— INSTRUCTION —
Retype every line of the records below without changing anything.

Region and label listings:
┌────────

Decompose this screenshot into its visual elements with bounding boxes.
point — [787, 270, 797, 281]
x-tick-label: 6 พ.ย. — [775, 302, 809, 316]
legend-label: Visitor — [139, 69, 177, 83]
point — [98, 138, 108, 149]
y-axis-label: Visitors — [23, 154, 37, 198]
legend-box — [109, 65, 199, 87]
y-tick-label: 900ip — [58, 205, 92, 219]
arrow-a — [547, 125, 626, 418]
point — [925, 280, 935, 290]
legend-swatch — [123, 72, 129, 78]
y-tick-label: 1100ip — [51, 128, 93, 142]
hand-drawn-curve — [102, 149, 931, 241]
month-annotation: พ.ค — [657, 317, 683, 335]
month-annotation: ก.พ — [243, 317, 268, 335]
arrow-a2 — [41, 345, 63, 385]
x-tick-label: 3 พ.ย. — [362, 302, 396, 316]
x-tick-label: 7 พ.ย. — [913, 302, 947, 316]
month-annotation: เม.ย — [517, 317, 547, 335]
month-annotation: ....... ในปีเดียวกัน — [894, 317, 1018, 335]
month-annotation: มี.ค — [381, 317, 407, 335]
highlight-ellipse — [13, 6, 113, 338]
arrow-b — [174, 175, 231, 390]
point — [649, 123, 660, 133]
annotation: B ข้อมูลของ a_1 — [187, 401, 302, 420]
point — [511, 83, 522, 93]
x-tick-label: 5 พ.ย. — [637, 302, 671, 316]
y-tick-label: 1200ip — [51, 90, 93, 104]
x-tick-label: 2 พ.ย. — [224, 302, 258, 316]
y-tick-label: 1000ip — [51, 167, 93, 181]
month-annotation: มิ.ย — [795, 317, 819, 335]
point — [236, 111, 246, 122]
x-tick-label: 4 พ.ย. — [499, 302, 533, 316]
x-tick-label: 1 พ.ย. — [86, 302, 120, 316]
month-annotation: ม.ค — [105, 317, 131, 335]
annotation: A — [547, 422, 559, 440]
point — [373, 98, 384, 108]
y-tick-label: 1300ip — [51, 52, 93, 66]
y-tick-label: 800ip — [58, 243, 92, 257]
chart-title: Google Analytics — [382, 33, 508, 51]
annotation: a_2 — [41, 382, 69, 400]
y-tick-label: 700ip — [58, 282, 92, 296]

└────────

— WRITTEN RESPONSE —
Decompose this screenshot into its visual elements with bounding boxes.
point — [787, 270, 797, 281]
x-tick-label: 6 พ.ย. — [775, 302, 809, 316]
legend-label: Visitor — [139, 69, 177, 83]
point — [98, 138, 108, 149]
y-axis-label: Visitors — [23, 154, 37, 198]
legend-box — [109, 65, 199, 87]
y-tick-label: 900ip — [58, 205, 92, 219]
arrow-a — [547, 125, 626, 418]
point — [925, 280, 935, 290]
legend-swatch — [123, 72, 129, 78]
y-tick-label: 1100ip — [51, 128, 93, 142]
hand-drawn-curve — [102, 149, 931, 241]
month-annotation: พ.ค — [657, 317, 683, 335]
month-annotation: ก.พ — [243, 317, 268, 335]
arrow-a2 — [41, 345, 63, 385]
x-tick-label: 3 พ.ย. — [362, 302, 396, 316]
x-tick-label: 7 พ.ย. — [913, 302, 947, 316]
month-annotation: เม.ย — [517, 317, 547, 335]
month-annotation: ....... ในปีเดียวกัน — [894, 317, 1018, 335]
month-annotation: มี.ค — [381, 317, 407, 335]
highlight-ellipse — [13, 6, 113, 338]
arrow-b — [174, 175, 231, 390]
point — [649, 123, 660, 133]
annotation: B ข้อมูลของ a_1 — [187, 401, 302, 420]
point — [511, 83, 522, 93]
x-tick-label: 5 พ.ย. — [637, 302, 671, 316]
y-tick-label: 1200ip — [51, 90, 93, 104]
x-tick-label: 2 พ.ย. — [224, 302, 258, 316]
y-tick-label: 1000ip — [51, 167, 93, 181]
month-annotation: มิ.ย — [795, 317, 819, 335]
point — [236, 111, 246, 122]
x-tick-label: 4 พ.ย. — [499, 302, 533, 316]
x-tick-label: 1 พ.ย. — [86, 302, 120, 316]
month-annotation: ม.ค — [105, 317, 131, 335]
annotation: A — [547, 422, 559, 440]
point — [373, 98, 384, 108]
y-tick-label: 1300ip — [51, 52, 93, 66]
y-tick-label: 800ip — [58, 243, 92, 257]
chart-title: Google Analytics — [382, 33, 508, 51]
annotation: a_2 — [41, 382, 69, 400]
y-tick-label: 700ip — [58, 282, 92, 296]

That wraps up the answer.